» Extracted information
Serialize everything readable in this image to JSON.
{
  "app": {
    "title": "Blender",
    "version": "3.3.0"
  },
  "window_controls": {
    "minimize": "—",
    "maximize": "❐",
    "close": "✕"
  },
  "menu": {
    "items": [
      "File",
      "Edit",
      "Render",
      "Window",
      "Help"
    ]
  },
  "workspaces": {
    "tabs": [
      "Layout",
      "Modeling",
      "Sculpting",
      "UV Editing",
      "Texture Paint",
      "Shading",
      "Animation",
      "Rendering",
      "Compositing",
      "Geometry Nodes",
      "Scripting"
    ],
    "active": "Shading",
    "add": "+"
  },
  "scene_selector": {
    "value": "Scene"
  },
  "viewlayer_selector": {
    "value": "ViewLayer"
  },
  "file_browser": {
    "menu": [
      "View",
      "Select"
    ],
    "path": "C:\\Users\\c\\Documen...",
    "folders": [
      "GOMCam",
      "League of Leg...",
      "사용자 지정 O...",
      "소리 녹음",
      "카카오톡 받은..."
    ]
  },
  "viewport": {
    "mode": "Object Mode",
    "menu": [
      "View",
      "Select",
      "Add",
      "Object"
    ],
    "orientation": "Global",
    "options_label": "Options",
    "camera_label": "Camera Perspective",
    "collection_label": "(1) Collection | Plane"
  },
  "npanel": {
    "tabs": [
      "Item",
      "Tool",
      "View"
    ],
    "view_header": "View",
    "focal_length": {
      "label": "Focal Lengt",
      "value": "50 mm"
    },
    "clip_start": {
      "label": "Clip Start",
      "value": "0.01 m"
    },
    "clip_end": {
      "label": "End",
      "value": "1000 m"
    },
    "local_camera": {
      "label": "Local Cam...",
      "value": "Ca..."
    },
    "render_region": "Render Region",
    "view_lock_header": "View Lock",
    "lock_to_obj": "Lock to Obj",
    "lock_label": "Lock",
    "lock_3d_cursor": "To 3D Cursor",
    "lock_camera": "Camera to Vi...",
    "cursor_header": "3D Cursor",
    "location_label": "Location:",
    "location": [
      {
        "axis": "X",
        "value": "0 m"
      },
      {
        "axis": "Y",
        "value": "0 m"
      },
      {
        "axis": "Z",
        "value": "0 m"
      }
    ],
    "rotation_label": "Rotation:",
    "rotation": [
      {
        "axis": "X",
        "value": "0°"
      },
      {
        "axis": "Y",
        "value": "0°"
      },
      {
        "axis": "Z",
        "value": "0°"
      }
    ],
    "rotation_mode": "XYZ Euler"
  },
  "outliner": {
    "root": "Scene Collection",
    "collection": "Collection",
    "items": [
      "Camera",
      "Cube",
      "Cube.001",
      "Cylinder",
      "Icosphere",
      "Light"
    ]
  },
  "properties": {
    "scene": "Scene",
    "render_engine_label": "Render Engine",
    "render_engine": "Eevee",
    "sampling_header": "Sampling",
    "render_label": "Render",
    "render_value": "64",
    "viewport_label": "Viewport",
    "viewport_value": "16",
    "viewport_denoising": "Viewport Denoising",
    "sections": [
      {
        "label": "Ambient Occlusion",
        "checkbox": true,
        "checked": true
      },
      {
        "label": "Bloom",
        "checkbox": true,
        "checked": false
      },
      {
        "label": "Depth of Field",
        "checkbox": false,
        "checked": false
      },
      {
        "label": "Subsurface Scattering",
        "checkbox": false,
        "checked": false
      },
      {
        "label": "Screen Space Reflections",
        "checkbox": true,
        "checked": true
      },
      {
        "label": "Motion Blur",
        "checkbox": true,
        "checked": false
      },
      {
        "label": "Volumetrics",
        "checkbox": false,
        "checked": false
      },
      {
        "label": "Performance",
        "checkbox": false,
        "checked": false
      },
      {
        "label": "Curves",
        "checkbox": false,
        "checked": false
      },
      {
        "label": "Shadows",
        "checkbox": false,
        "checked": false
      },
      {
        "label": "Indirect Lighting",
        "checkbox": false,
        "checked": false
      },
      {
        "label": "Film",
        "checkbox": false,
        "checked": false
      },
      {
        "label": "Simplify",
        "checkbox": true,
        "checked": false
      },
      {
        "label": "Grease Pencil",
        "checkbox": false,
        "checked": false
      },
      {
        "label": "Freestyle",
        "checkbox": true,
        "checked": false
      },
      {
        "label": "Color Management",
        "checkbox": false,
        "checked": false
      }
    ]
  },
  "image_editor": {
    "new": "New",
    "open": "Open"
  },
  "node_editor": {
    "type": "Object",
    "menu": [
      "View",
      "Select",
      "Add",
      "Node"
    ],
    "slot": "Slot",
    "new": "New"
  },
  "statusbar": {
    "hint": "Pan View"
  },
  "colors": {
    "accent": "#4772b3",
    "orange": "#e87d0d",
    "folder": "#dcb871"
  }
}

» Short exercise
Take the material above and return all of it exactly.

» The response
Serialize everything readable in this image to JSON.
{
  "app": {
    "title": "Blender",
    "version": "3.3.0"
  },
  "window_controls": {
    "minimize": "—",
    "maximize": "❐",
    "close": "✕"
  },
  "menu": {
    "items": [
      "File",
      "Edit",
      "Render",
      "Window",
      "Help"
    ]
  },
  "workspaces": {
    "tabs": [
      "Layout",
      "Modeling",
      "Sculpting",
      "UV Editing",
      "Texture Paint",
      "Shading",
      "Animation",
      "Rendering",
      "Compositing",
      "Geometry Nodes",
      "Scripting"
    ],
    "active": "Shading",
    "add": "+"
  },
  "scene_selector": {
    "value": "Scene"
  },
  "viewlayer_selector": {
    "value": "ViewLayer"
  },
  "file_browser": {
    "menu": [
      "View",
      "Select"
    ],
    "path": "C:\\Users\\c\\Documen...",
    "folders": [
      "GOMCam",
      "League of Leg...",
      "사용자 지정 O...",
      "소리 녹음",
      "카카오톡 받은..."
    ]
  },
  "viewport": {
    "mode": "Object Mode",
    "menu": [
      "View",
      "Select",
      "Add",
      "Object"
    ],
    "orientation": "Global",
    "options_label": "Options",
    "camera_label": "Camera Perspective",
    "collection_label": "(1) Collection | Plane"
  },
  "npanel": {
    "tabs": [
      "Item",
      "Tool",
      "View"
    ],
    "view_header": "View",
    "focal_length": {
      "label": "Focal Lengt",
      "value": "50 mm"
    },
    "clip_start": {
      "label": "Clip Start",
      "value": "0.01 m"
    },
    "clip_end": {
      "label": "End",
      "value": "1000 m"
    },
    "local_camera": {
      "label": "Local Cam...",
      "value": "Ca..."
    },
    "render_region": "Render Region",
    "view_lock_header": "View Lock",
    "lock_to_obj": "Lock to Obj",
    "lock_label": "Lock",
    "lock_3d_cursor": "To 3D Cursor",
    "lock_camera": "Camera to Vi...",
    "cursor_header": "3D Cursor",
    "location_label": "Location:",
    "location": [
      {
        "axis": "X",
        "value": "0 m"
      },
      {
        "axis": "Y",
        "value": "0 m"
      },
      {
        "axis": "Z",
        "value": "0 m"
      }
    ],
    "rotation_label": "Rotation:",
    "rotation": [
      {
        "axis": "X",
        "value": "0°"
      },
      {
        "axis": "Y",
        "value": "0°"
      },
      {
        "axis": "Z",
        "value": "0°"
      }
    ],
    "rotation_mode": "XYZ Euler"
  },
  "outliner": {
    "root": "Scene Collection",
    "collection": "Collection",
    "items": [
      "Camera",
      "Cube",
      "Cube.001",
      "Cylinder",
      "Icosphere",
      "Light"
    ]
  },
  "properties": {
    "scene": "Scene",
    "render_engine_label": "Render Engine",
    "render_engine": "Eevee",
    "sampling_header": "Sampling",
    "render_label": "Render",
    "render_value": "64",
    "viewport_label": "Viewport",
    "viewport_value": "16",
    "viewport_denoising": "Viewport Denoising",
    "sections": [
      {
        "label": "Ambient Occlusion",
        "checkbox": true,
        "checked": true
      },
      {
        "label": "Bloom",
        "checkbox": true,
        "checked": false
      },
      {
        "label": "Depth of Field",
        "checkbox": false,
        "checked": false
      },
      {
        "label": "Subsurface Scattering",
        "checkbox": false,
        "checked": false
      },
      {
        "label": "Screen Space Reflections",
        "checkbox": true,
        "checked": true
      },
      {
        "label": "Motion Blur",
        "checkbox": true,
        "checked": false
      },
      {
        "label": "Volumetrics",
        "checkbox": false,
        "checked": false
      },
      {
        "label": "Performance",
        "checkbox": false,
        "checked": false
      },
      {
        "label": "Curves",
        "checkbox": false,
        "checked": false
      },
      {
        "label": "Shadows",
        "checkbox": false,
        "checked": false
      },
      {
        "label": "Indirect Lighting",
        "checkbox": false,
        "checked": false
      },
      {
        "label": "Film",
        "checkbox": false,
        "checked": false
      },
      {
        "label": "Simplify",
        "checkbox": true,
        "checked": false
      },
      {
        "label": "Grease Pencil",
        "checkbox": false,
        "checked": false
      },
      {
        "label": "Freestyle",
        "checkbox": true,
        "checked": false
      },
      {
        "label": "Color Management",
        "checkbox": false,
        "checked": false
      }
    ]
  },
  "image_editor": {
    "new": "New",
    "open": "Open"
  },
  "node_editor": {
    "type": "Object",
    "menu": [
      "View",
      "Select",
      "Add",
      "Node"
    ],
    "slot": "Slot",
    "new": "New"
  },
  "statusbar": {
    "hint": "Pan View"
  },
  "colors": {
    "accent": "#4772b3",
    "orange": "#e87d0d",
    "folder": "#dcb871"
  }
}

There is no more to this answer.